[Begin SOURCE DATA]

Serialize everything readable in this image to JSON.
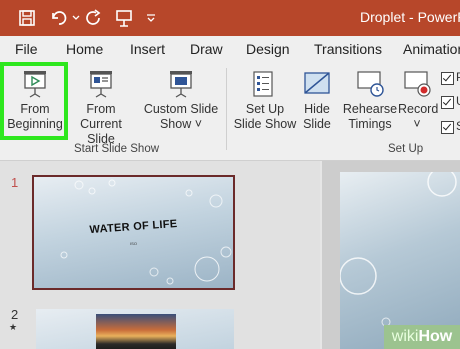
{
  "titlebar": {
    "doc_title": "Droplet - PowerPo"
  },
  "tabs": [
    "File",
    "Home",
    "Insert",
    "Draw",
    "Design",
    "Transitions",
    "Animation"
  ],
  "ribbon": {
    "from_beginning": {
      "line1": "From",
      "line2": "Beginning"
    },
    "from_current": {
      "line1": "From",
      "line2": "Current Slide"
    },
    "custom_show": {
      "line1": "Custom Slide",
      "line2": "Show ˅"
    },
    "setup_show": {
      "line1": "Set Up",
      "line2": "Slide Show"
    },
    "hide_slide": {
      "line1": "Hide",
      "line2": "Slide"
    },
    "rehearse": {
      "line1": "Rehearse",
      "line2": "Timings"
    },
    "record": {
      "line1": "Record",
      "line2": "˅"
    },
    "group_start": "Start Slide Show",
    "group_setup": "Set Up",
    "checkbox_labels": [
      "P",
      "U",
      "S"
    ]
  },
  "slides": {
    "num1": "1",
    "num2": "2",
    "star": "★",
    "thumb1_title": "WATER OF LIFE",
    "thumb1_sub": "ISO"
  },
  "watermark": {
    "wiki": "wiki",
    "how": "How"
  },
  "colors": {
    "titlebar": "#b7472a",
    "highlight": "#2ee71e",
    "active_slide_border": "#6b2a2a"
  }
}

[End SOURCE DATA]

SHORT PROBLEM:
Write out the material above again, word for word, minus its pictures.

SOLUTION TO THE EXERCISE:
Serialize everything readable in this image to JSON.
{
  "titlebar": {
    "doc_title": "Droplet - PowerPo"
  },
  "tabs": [
    "File",
    "Home",
    "Insert",
    "Draw",
    "Design",
    "Transitions",
    "Animation"
  ],
  "ribbon": {
    "from_beginning": {
      "line1": "From",
      "line2": "Beginning"
    },
    "from_current": {
      "line1": "From",
      "line2": "Current Slide"
    },
    "custom_show": {
      "line1": "Custom Slide",
      "line2": "Show ˅"
    },
    "setup_show": {
      "line1": "Set Up",
      "line2": "Slide Show"
    },
    "hide_slide": {
      "line1": "Hide",
      "line2": "Slide"
    },
    "rehearse": {
      "line1": "Rehearse",
      "line2": "Timings"
    },
    "record": {
      "line1": "Record",
      "line2": "˅"
    },
    "group_start": "Start Slide Show",
    "group_setup": "Set Up",
    "checkbox_labels": [
      "P",
      "U",
      "S"
    ]
  },
  "slides": {
    "num1": "1",
    "num2": "2",
    "star": "★",
    "thumb1_title": "WATER OF LIFE",
    "thumb1_sub": "ISO"
  },
  "watermark": {
    "wiki": "wiki",
    "how": "How"
  },
  "colors": {
    "titlebar": "#b7472a",
    "highlight": "#2ee71e",
    "active_slide_border": "#6b2a2a"
  }
}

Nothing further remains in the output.